_Excerpt to read_
25| Display the growthExpMatch solution by printing the log file using the following function:
where: dir is the directory containing the growthExpMatch solution .mat file; and matFile is the name of the growthExpMatch solution .mat file.
Metabolic Engineering Timing ~102-103 s
25 | The COBRA Toolbox version 2.0 provides three methods for in silico metabolic engineering: (A) OptKnock46, (B) OptGene47, and (C) GDLS48.
OptKnock runs the OptKnock algorithm46 to determine reaction sets to knock out for the overproduction of a specific product when the model is optimized for internal cellular objectives.
[OptKnockSol, biLevelMILPproblem] = OptKnock(model, selectedRxnList, [options], [constrOpt], [prevSolutions], [verbFlag])
where: OptKnockSol contains the best knockout set; and biLevelMILPproblem is the MILP problem generated by the algorithm and subsequently solved. See ANTICIPATED RESULTS for an example setup of options and constrOpt structures.
There are several things to take note of when calling the OptKnock function. First the function does not use the upper and lower bounds set within the model that is passed in. The model is first converted into irreversible format, splitting reactions with a lower bound < 0 and upper bound > 0. The resulting set of reactions has its lower bounds set to 0 and upper bounds set to options.vMax. Use the constrOpt structure to apply constraints on reactions, such as a minimal flux through the biomass function or ATP maintenance. Failure to set the proper constraints may lead to incorrect predictions generated by the function.
OptGene is an evolutionary programming-based method to determine gene knockout strategies for overproduction of a specific product47. It can handle non-linear objective functions such as product flux multiplied by biomass.
[x, population, scores, optGeneSol] = OptGene(model, targetRxn, substrateRxn, generxnList, maxKOs, [population])

_Extracted information_
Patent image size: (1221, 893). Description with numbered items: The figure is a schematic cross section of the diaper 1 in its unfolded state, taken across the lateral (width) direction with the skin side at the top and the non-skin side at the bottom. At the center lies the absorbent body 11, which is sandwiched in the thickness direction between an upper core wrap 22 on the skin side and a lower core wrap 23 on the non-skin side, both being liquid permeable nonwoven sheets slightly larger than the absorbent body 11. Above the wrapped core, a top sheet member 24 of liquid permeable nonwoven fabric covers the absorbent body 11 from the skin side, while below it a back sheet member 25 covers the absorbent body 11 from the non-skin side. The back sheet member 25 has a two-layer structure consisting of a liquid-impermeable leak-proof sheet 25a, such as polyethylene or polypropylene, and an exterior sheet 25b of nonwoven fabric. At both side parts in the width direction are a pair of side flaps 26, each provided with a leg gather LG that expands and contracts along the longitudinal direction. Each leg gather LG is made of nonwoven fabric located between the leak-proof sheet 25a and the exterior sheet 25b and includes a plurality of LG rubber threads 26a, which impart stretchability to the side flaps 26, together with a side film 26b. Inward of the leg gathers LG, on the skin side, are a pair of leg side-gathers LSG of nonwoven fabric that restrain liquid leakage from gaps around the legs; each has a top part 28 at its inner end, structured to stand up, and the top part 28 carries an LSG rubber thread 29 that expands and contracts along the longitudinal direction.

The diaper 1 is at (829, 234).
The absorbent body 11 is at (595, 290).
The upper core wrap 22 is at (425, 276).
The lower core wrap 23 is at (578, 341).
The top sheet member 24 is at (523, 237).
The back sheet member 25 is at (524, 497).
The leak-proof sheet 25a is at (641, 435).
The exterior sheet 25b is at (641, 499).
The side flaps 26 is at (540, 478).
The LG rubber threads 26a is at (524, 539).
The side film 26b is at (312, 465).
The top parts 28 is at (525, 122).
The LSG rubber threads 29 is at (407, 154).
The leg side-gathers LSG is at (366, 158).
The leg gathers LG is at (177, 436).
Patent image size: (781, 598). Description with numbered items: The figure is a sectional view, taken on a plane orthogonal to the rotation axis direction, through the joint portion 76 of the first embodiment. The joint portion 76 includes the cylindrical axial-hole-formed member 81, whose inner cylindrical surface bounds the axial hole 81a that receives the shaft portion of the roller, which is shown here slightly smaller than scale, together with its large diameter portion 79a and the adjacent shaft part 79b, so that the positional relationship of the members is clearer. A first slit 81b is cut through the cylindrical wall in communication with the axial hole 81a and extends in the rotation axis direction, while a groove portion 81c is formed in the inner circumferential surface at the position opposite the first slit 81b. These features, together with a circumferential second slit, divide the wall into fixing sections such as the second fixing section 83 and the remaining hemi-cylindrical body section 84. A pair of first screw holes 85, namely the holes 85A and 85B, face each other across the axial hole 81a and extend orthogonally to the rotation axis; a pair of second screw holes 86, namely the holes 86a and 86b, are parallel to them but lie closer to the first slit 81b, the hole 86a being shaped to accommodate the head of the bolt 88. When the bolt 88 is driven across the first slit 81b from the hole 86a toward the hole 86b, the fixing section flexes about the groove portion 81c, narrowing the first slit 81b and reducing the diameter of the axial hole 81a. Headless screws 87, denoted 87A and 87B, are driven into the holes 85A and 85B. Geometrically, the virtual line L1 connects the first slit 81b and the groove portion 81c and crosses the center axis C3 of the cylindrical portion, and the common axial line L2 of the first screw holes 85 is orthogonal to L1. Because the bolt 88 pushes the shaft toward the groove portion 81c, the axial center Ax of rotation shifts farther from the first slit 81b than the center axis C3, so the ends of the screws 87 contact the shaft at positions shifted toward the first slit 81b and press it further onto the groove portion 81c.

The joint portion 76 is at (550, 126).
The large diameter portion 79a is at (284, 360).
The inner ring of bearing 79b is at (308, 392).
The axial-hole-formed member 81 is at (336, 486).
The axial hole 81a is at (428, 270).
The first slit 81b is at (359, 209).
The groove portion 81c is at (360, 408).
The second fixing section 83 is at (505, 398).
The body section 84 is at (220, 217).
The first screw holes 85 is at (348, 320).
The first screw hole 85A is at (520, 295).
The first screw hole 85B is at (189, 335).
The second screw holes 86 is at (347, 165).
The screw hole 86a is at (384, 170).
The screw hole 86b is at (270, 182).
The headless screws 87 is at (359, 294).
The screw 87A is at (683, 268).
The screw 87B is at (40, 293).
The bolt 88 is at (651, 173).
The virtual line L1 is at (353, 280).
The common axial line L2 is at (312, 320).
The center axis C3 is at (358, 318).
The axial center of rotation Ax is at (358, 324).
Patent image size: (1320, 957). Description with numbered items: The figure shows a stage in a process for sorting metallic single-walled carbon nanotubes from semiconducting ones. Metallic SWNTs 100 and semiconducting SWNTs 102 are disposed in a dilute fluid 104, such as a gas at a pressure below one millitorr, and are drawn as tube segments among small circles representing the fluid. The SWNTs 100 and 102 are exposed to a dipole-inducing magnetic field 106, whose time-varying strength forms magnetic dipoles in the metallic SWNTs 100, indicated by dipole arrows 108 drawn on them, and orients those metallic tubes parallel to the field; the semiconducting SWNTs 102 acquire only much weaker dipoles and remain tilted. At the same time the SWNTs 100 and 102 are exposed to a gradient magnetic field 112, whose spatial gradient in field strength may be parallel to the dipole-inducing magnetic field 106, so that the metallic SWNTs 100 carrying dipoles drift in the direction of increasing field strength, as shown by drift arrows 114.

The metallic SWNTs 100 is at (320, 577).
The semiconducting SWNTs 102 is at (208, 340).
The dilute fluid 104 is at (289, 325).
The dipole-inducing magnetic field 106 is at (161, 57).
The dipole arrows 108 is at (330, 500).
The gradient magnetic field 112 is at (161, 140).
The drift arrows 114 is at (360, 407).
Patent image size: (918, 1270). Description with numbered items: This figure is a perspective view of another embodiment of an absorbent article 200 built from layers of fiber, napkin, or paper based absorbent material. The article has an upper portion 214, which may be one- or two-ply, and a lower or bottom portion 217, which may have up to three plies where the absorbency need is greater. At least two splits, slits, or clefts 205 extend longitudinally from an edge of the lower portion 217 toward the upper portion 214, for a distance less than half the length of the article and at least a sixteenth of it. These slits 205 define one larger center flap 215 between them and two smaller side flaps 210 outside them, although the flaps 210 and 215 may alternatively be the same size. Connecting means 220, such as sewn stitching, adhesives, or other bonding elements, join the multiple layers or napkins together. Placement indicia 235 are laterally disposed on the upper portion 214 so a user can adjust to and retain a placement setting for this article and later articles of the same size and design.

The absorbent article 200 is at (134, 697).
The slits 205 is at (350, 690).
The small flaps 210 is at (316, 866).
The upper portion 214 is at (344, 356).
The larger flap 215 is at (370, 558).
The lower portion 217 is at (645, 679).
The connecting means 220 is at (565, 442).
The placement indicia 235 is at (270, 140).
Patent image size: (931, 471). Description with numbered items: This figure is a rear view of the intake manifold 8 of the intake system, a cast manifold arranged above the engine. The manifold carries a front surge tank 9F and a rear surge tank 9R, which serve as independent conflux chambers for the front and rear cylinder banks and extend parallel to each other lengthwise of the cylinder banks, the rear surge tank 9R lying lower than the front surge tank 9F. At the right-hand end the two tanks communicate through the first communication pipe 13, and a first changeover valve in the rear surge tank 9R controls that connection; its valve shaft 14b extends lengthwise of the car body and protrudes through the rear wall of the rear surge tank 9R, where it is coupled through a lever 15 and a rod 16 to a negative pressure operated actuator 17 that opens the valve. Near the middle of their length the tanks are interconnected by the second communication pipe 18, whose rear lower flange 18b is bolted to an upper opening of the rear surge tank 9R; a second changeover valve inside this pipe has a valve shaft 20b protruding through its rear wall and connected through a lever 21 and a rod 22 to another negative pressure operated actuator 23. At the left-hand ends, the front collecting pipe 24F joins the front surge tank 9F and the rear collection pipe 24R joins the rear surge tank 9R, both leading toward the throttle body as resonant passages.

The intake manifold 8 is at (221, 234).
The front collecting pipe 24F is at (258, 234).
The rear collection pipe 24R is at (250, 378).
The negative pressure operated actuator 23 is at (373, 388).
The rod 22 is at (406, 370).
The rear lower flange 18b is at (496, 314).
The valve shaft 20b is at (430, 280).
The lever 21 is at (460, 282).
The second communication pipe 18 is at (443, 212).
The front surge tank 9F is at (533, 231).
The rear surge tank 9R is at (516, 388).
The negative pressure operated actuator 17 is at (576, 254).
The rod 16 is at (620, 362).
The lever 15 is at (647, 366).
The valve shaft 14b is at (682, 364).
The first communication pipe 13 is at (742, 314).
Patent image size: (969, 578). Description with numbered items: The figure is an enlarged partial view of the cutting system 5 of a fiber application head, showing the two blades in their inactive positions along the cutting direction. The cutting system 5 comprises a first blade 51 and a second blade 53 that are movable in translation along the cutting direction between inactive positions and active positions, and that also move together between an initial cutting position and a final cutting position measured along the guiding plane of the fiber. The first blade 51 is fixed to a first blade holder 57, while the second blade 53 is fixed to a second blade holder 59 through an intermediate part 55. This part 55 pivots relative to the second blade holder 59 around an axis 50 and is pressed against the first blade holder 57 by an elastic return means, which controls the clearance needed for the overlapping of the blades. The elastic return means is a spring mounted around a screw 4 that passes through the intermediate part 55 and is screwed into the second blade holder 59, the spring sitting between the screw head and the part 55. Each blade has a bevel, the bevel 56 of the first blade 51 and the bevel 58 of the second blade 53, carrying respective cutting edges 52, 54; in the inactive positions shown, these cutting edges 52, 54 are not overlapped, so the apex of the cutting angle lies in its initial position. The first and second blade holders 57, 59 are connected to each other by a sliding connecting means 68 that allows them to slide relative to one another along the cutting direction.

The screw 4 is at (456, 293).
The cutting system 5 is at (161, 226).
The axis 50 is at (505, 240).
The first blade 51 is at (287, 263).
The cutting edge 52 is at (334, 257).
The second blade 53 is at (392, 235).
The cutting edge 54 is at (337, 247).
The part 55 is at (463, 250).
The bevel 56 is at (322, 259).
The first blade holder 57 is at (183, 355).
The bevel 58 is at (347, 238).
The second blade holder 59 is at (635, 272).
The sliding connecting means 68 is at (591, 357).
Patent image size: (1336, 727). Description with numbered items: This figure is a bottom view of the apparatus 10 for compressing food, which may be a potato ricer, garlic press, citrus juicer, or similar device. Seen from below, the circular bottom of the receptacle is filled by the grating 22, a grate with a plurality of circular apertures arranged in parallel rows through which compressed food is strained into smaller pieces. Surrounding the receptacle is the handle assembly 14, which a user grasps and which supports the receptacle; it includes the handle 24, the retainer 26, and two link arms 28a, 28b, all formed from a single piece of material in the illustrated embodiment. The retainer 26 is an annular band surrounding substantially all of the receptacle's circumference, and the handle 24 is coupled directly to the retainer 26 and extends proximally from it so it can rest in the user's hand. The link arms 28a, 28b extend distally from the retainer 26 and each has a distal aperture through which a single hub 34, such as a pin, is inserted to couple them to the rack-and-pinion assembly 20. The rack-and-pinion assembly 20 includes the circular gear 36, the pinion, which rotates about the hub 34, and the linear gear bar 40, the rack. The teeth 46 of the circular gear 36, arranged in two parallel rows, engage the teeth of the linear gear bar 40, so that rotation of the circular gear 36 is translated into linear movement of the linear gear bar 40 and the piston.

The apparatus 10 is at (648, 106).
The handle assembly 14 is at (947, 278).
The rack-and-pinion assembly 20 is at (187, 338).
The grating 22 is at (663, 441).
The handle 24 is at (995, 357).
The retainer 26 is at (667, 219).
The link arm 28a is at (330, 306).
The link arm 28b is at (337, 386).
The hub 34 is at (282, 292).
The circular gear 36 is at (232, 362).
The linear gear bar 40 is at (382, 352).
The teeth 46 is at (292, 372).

_Problem set_
a - Rewrite the passage on COBRA Toolbox metabolic engineering methods, starting with "OptKnock runs the" and going on through "internal cellular objectives.", replacing "reaction sets" with "reaction combinations".
b - Carry on the passage on COBRA Toolbox metabolic engineering methods from its last sentence.
You can do everything without the records.

_Outputs for the tasks_
a -
OptKnock runs the OptKnock algorithm46 to determine reaction combinations to knock out for the overproduction of a specific product when the model is optimized for internal cellular objectives.

b -
where: targetRxn specifies the reaction to optimize; substrateRxn specifies the exchange reaction for the growth; generxnList is a cell array of strings that specifies which genes or reactions are allowed to be deleted; and maxKOs sets the maximum number of knockouts; x is the best scoring set as determined by the functions optGeneFitness or optGeneFitnessTilt; population is the binary matrix representing the knockout sets; and optGeneSol is the structure summarizing the results. If resuming a previous simulation, the binary matrix (population) can be specified.
(C) Genetic Design Local Search
The Genetic Design Local Search (GDLS) algorithm48 may be used to identify what to knock out to increase in silico production of desired metabolites
[gdlsSolution, biLevelMILPproblem, gdlsSolutionStructs] = GDLS(model, targetRxns, [vargin])
where: targetRxns is a specific list of genes, gene sets, or reactions to knock; gdlsSolution is the knockout solution; biLevelMILPproblem is the bi-level MILP problem for the solution; and gdlsSolutionStructs containes the intermediate solutions. This approach typically runs faster than the global search performed by OptKnock, however, it is not guaranteed to identify the global optima.